-- START Extracted records --
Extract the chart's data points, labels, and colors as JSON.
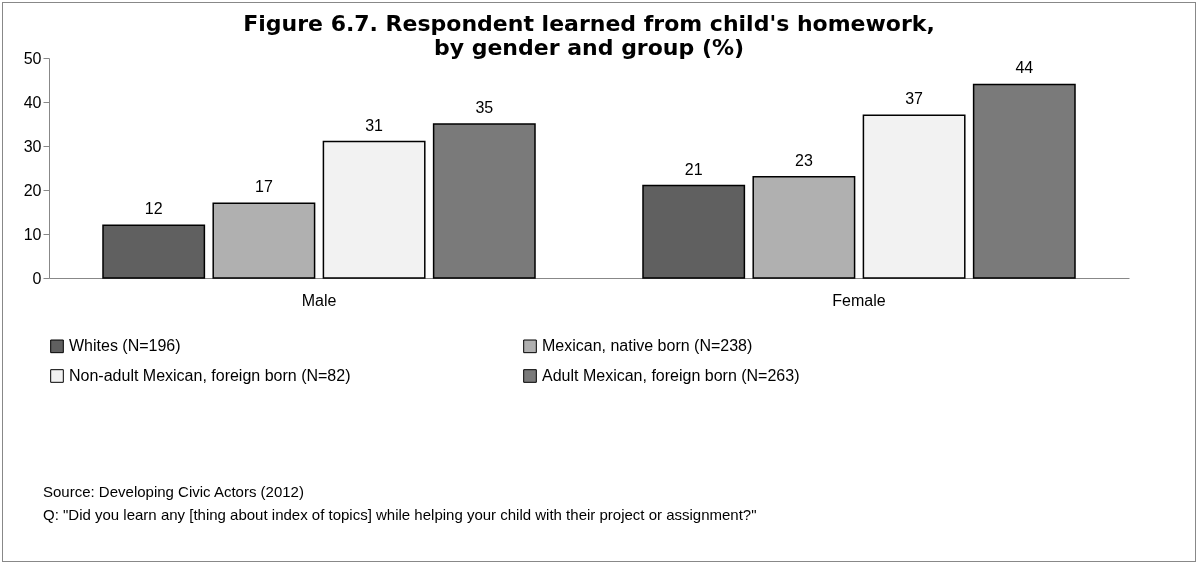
{
  "chart_data": {
    "type": "bar",
    "title": "Figure 6.7. Respondent learned from child's homework, by gender and group (%)",
    "categories": [
      "Male",
      "Female"
    ],
    "series": [
      {
        "name": "Whites (N=196)",
        "color": "#606060",
        "values": [
          12,
          21
        ]
      },
      {
        "name": "Mexican, native born (N=238)",
        "color": "#b0b0b0",
        "values": [
          17,
          23
        ]
      },
      {
        "name": "Non-adult Mexican, foreign born (N=82)",
        "color": "#f2f2f2",
        "values": [
          31,
          37
        ]
      },
      {
        "name": "Adult Mexican, foreign born (N=263)",
        "color": "#7a7a7a",
        "values": [
          35,
          44
        ]
      }
    ],
    "ylim": [
      0,
      50
    ],
    "yticks": [
      0,
      10,
      20,
      30,
      40,
      50
    ],
    "data_labels": true,
    "legend": "bottom",
    "annotations": [
      "Source: Developing Civic Actors (2012)",
      "Q: \"Did you learn any [thing about index of topics] while helping your child with their project or assignment?\""
    ]
  }
}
-- END Extracted records --
Problem statement:
Copy out each line exactly, without the pictures.

Solution:
Extract the chart's data points, labels, and colors as JSON.
{
  "chart_data": {
    "type": "bar",
    "title": "Figure 6.7. Respondent learned from child's homework, by gender and group (%)",
    "categories": [
      "Male",
      "Female"
    ],
    "series": [
      {
        "name": "Whites (N=196)",
        "color": "#606060",
        "values": [
          12,
          21
        ]
      },
      {
        "name": "Mexican, native born (N=238)",
        "color": "#b0b0b0",
        "values": [
          17,
          23
        ]
      },
      {
        "name": "Non-adult Mexican, foreign born (N=82)",
        "color": "#f2f2f2",
        "values": [
          31,
          37
        ]
      },
      {
        "name": "Adult Mexican, foreign born (N=263)",
        "color": "#7a7a7a",
        "values": [
          35,
          44
        ]
      }
    ],
    "ylim": [
      0,
      50
    ],
    "yticks": [
      0,
      10,
      20,
      30,
      40,
      50
    ],
    "data_labels": true,
    "legend": "bottom",
    "annotations": [
      "Source: Developing Civic Actors (2012)",
      "Q: \"Did you learn any [thing about index of topics] while helping your child with their project or assignment?\""
    ]
  }
}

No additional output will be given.